- [Exercise aim] Write out the listing below without alteration, omitting its pictures.

===== Available data =====

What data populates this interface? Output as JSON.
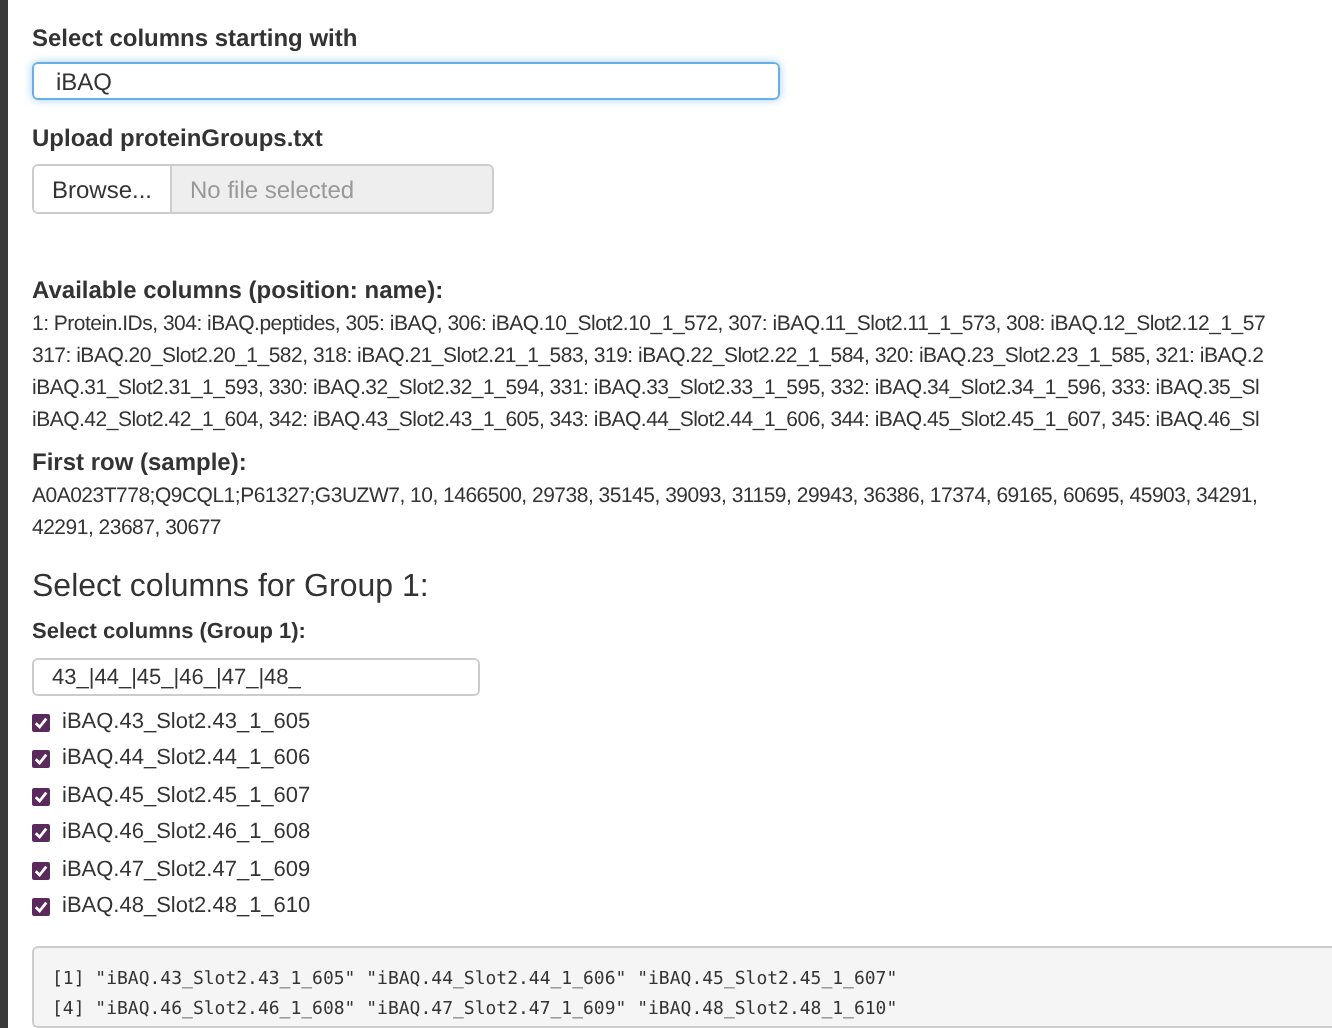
{
  "prefix_field": {
    "label": "Select columns starting with",
    "value": "iBAQ"
  },
  "upload": {
    "label": "Upload proteinGroups.txt",
    "button": "Browse...",
    "placeholder": "No file selected"
  },
  "available_columns": {
    "label": "Available columns (position: name):",
    "lines": [
      "1: Protein.IDs, 304: iBAQ.peptides, 305: iBAQ, 306: iBAQ.10_Slot2.10_1_572, 307: iBAQ.11_Slot2.11_1_573, 308: iBAQ.12_Slot2.12_1_57",
      "317: iBAQ.20_Slot2.20_1_582, 318: iBAQ.21_Slot2.21_1_583, 319: iBAQ.22_Slot2.22_1_584, 320: iBAQ.23_Slot2.23_1_585, 321: iBAQ.2",
      "iBAQ.31_Slot2.31_1_593, 330: iBAQ.32_Slot2.32_1_594, 331: iBAQ.33_Slot2.33_1_595, 332: iBAQ.34_Slot2.34_1_596, 333: iBAQ.35_Sl",
      "iBAQ.42_Slot2.42_1_604, 342: iBAQ.43_Slot2.43_1_605, 343: iBAQ.44_Slot2.44_1_606, 344: iBAQ.45_Slot2.45_1_607, 345: iBAQ.46_Sl"
    ]
  },
  "first_row": {
    "label": "First row (sample):",
    "lines": [
      "A0A023T778;Q9CQL1;P61327;G3UZW7, 10, 1466500, 29738, 35145, 39093, 31159, 29943, 36386, 17374, 69165, 60695, 45903, 34291,",
      "42291, 23687, 30677"
    ]
  },
  "group": {
    "heading": "Select columns for Group 1:",
    "label": "Select columns (Group 1):",
    "value": "43_|44_|45_|46_|47_|48_",
    "options": [
      {
        "label": "iBAQ.43_Slot2.43_1_605",
        "checked": true
      },
      {
        "label": "iBAQ.44_Slot2.44_1_606",
        "checked": true
      },
      {
        "label": "iBAQ.45_Slot2.45_1_607",
        "checked": true
      },
      {
        "label": "iBAQ.46_Slot2.46_1_608",
        "checked": true
      },
      {
        "label": "iBAQ.47_Slot2.47_1_609",
        "checked": true
      },
      {
        "label": "iBAQ.48_Slot2.48_1_610",
        "checked": true
      }
    ]
  },
  "output": {
    "lines": [
      "[1] \"iBAQ.43_Slot2.43_1_605\" \"iBAQ.44_Slot2.44_1_606\" \"iBAQ.45_Slot2.45_1_607\"",
      "[4] \"iBAQ.46_Slot2.46_1_608\" \"iBAQ.47_Slot2.47_1_609\" \"iBAQ.48_Slot2.48_1_610\""
    ]
  }
}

=====

- [Solution to this exercise]
What data populates this interface? Output as JSON.
{
  "prefix_field": {
    "label": "Select columns starting with",
    "value": "iBAQ"
  },
  "upload": {
    "label": "Upload proteinGroups.txt",
    "button": "Browse...",
    "placeholder": "No file selected"
  },
  "available_columns": {
    "label": "Available columns (position: name):",
    "lines": [
      "1: Protein.IDs, 304: iBAQ.peptides, 305: iBAQ, 306: iBAQ.10_Slot2.10_1_572, 307: iBAQ.11_Slot2.11_1_573, 308: iBAQ.12_Slot2.12_1_57",
      "317: iBAQ.20_Slot2.20_1_582, 318: iBAQ.21_Slot2.21_1_583, 319: iBAQ.22_Slot2.22_1_584, 320: iBAQ.23_Slot2.23_1_585, 321: iBAQ.2",
      "iBAQ.31_Slot2.31_1_593, 330: iBAQ.32_Slot2.32_1_594, 331: iBAQ.33_Slot2.33_1_595, 332: iBAQ.34_Slot2.34_1_596, 333: iBAQ.35_Sl",
      "iBAQ.42_Slot2.42_1_604, 342: iBAQ.43_Slot2.43_1_605, 343: iBAQ.44_Slot2.44_1_606, 344: iBAQ.45_Slot2.45_1_607, 345: iBAQ.46_Sl"
    ]
  },
  "first_row": {
    "label": "First row (sample):",
    "lines": [
      "A0A023T778;Q9CQL1;P61327;G3UZW7, 10, 1466500, 29738, 35145, 39093, 31159, 29943, 36386, 17374, 69165, 60695, 45903, 34291,",
      "42291, 23687, 30677"
    ]
  },
  "group": {
    "heading": "Select columns for Group 1:",
    "label": "Select columns (Group 1):",
    "value": "43_|44_|45_|46_|47_|48_",
    "options": [
      {
        "label": "iBAQ.43_Slot2.43_1_605",
        "checked": true
      },
      {
        "label": "iBAQ.44_Slot2.44_1_606",
        "checked": true
      },
      {
        "label": "iBAQ.45_Slot2.45_1_607",
        "checked": true
      },
      {
        "label": "iBAQ.46_Slot2.46_1_608",
        "checked": true
      },
      {
        "label": "iBAQ.47_Slot2.47_1_609",
        "checked": true
      },
      {
        "label": "iBAQ.48_Slot2.48_1_610",
        "checked": true
      }
    ]
  },
  "output": {
    "lines": [
      "[1] \"iBAQ.43_Slot2.43_1_605\" \"iBAQ.44_Slot2.44_1_606\" \"iBAQ.45_Slot2.45_1_607\"",
      "[4] \"iBAQ.46_Slot2.46_1_608\" \"iBAQ.47_Slot2.47_1_609\" \"iBAQ.48_Slot2.48_1_610\""
    ]
  }
}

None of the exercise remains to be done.